### [Required work]
Read the listing and extract each line that includes the word "reconciliation".

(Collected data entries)
+===+

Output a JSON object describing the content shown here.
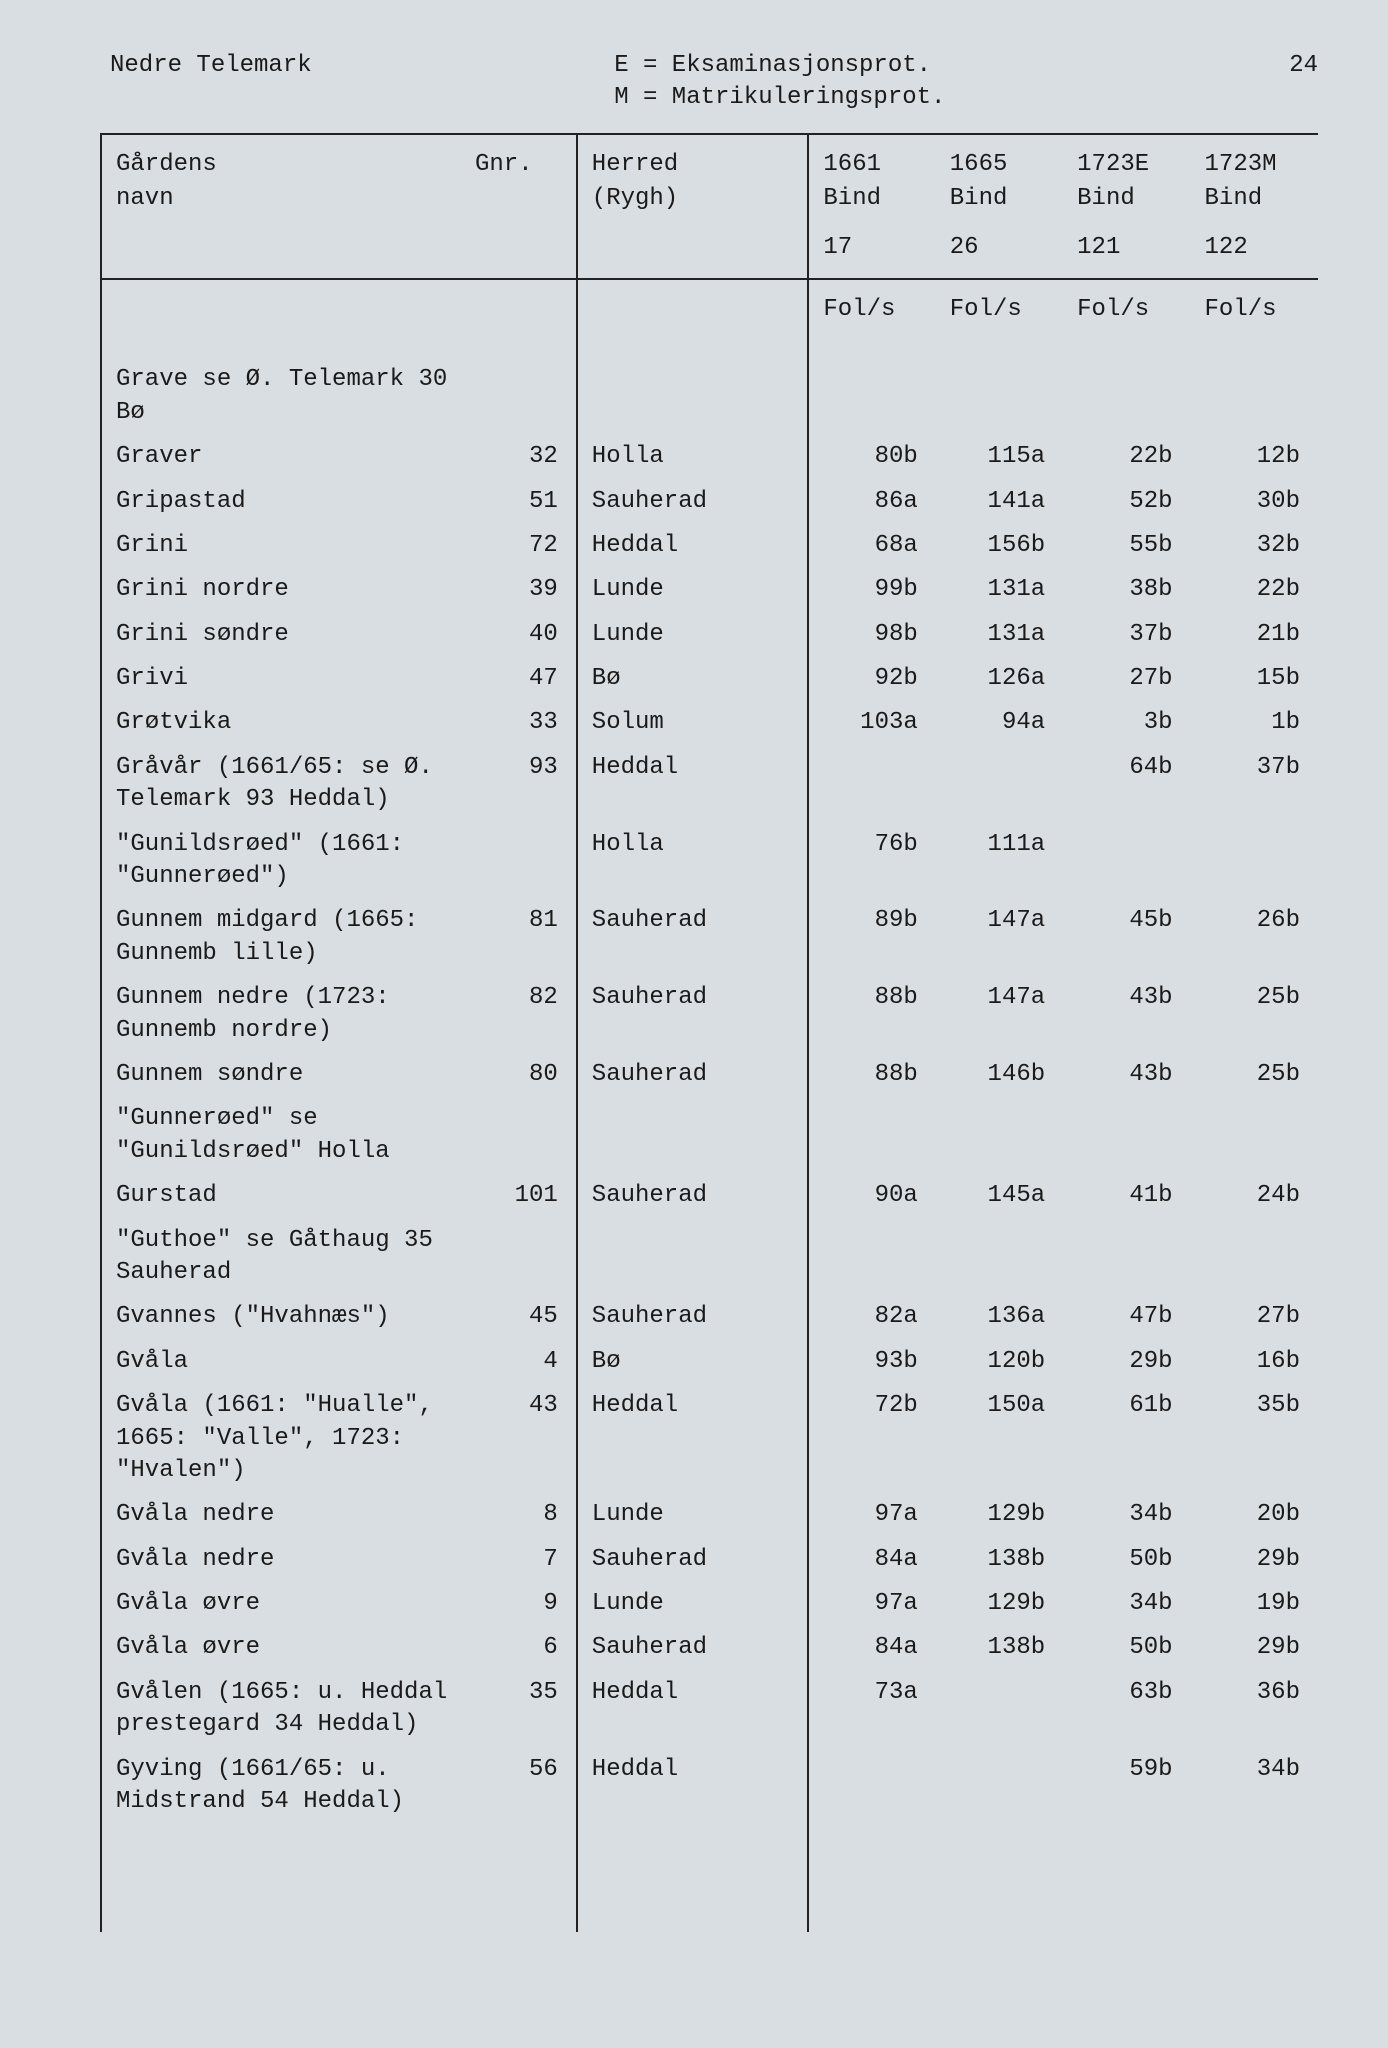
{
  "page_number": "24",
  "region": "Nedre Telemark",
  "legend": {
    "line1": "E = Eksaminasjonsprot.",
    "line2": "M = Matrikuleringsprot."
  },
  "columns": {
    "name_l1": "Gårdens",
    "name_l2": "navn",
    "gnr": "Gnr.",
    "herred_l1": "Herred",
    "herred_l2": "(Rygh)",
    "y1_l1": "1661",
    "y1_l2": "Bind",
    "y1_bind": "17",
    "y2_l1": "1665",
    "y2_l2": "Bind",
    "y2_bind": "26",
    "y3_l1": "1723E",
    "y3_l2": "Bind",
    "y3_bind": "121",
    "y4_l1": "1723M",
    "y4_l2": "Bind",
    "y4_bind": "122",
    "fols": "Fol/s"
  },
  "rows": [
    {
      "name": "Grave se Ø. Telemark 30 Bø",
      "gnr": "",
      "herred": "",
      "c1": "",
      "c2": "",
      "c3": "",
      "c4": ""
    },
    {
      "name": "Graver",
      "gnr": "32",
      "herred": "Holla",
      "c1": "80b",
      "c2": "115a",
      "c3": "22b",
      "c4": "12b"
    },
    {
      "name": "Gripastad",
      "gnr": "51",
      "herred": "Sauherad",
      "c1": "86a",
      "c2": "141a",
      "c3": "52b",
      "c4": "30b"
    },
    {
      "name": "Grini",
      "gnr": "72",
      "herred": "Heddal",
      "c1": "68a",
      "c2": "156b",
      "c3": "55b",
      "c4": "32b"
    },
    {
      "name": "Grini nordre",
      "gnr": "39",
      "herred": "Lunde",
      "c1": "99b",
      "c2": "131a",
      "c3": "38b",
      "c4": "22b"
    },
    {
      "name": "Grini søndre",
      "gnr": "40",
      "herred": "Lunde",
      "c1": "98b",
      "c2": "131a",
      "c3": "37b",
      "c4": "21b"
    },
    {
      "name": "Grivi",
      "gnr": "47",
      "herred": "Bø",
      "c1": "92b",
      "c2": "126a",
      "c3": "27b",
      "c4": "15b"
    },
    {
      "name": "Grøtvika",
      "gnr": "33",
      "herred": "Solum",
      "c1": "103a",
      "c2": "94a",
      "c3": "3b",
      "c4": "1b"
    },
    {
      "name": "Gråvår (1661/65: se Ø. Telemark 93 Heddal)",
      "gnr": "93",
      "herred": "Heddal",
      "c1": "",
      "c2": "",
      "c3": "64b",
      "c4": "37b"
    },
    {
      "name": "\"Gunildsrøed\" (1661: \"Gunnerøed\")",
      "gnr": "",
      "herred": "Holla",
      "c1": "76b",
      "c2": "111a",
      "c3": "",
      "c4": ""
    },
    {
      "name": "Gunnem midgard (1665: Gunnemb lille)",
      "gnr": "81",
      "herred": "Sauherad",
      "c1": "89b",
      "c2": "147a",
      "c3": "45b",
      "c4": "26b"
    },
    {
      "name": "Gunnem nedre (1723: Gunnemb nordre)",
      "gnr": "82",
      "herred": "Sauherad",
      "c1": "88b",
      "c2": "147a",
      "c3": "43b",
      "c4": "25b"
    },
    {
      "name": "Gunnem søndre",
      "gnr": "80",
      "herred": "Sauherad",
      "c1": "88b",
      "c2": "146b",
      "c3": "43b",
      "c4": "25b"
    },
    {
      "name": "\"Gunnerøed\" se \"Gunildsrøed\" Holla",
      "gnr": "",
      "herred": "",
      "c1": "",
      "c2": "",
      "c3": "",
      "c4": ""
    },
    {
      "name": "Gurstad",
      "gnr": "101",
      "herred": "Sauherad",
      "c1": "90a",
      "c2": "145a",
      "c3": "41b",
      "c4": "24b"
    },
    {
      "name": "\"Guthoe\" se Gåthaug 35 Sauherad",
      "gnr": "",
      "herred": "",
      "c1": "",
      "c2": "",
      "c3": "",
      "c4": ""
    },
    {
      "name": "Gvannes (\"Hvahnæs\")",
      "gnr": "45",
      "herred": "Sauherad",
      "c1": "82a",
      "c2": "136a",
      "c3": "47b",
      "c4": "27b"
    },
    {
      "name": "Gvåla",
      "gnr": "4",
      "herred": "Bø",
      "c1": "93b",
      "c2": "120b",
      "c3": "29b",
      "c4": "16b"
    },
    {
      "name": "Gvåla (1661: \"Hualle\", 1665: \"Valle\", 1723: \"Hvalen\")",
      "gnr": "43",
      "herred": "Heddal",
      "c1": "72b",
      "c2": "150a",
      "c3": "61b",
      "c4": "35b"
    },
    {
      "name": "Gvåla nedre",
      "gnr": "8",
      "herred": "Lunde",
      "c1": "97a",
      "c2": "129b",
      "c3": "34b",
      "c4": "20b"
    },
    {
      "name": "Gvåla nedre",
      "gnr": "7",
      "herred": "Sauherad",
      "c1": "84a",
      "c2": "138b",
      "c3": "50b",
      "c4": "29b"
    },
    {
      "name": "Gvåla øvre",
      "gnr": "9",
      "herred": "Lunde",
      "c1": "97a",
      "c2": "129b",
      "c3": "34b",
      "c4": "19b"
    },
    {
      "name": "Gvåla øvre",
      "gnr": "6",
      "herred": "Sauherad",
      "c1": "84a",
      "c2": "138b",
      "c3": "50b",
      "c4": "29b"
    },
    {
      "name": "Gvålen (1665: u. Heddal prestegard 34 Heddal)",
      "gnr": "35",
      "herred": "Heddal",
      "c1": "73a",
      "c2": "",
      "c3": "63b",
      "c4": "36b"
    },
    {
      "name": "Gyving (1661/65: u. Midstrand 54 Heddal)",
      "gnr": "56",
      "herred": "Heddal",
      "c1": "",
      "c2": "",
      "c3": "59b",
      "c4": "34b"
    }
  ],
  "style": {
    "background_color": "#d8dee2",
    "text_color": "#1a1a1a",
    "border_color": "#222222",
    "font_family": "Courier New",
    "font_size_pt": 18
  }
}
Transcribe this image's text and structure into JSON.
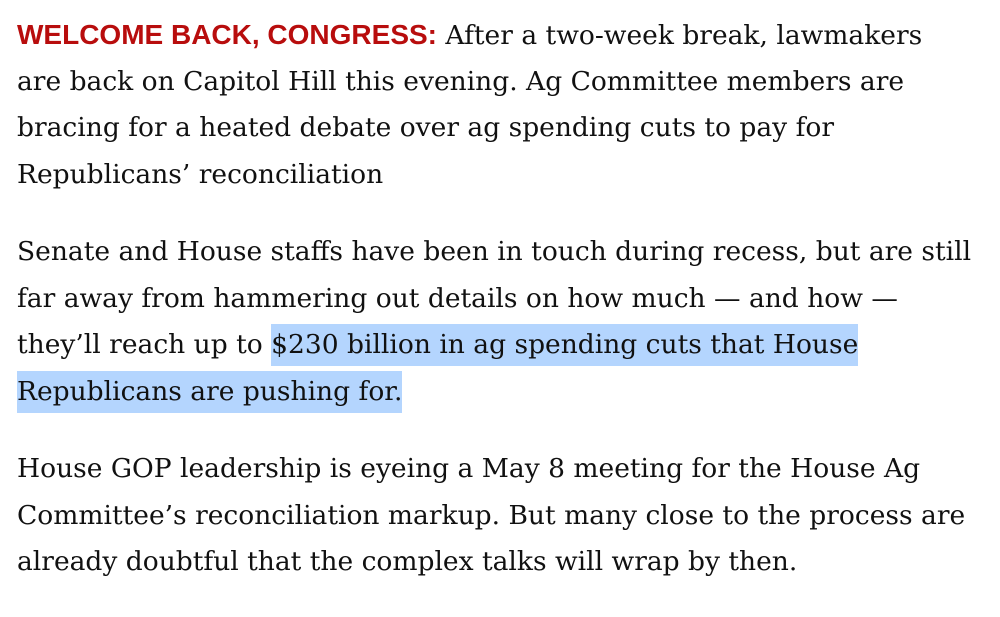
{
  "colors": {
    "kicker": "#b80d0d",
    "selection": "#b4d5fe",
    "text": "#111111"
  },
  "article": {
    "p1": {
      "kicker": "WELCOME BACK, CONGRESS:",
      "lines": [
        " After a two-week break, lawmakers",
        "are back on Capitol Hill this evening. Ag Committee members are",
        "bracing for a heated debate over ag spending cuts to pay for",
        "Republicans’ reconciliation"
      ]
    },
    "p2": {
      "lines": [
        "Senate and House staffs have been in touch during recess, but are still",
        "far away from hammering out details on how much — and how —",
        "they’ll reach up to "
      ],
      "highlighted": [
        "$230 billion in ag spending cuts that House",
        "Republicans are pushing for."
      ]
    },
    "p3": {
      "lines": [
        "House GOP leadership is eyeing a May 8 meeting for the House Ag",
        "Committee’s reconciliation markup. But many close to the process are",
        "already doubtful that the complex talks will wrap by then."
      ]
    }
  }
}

+===+

### [Exercise solution]
        "Republicans’ reconciliation"
        "Committee’s reconciliation markup. But many close to the process are",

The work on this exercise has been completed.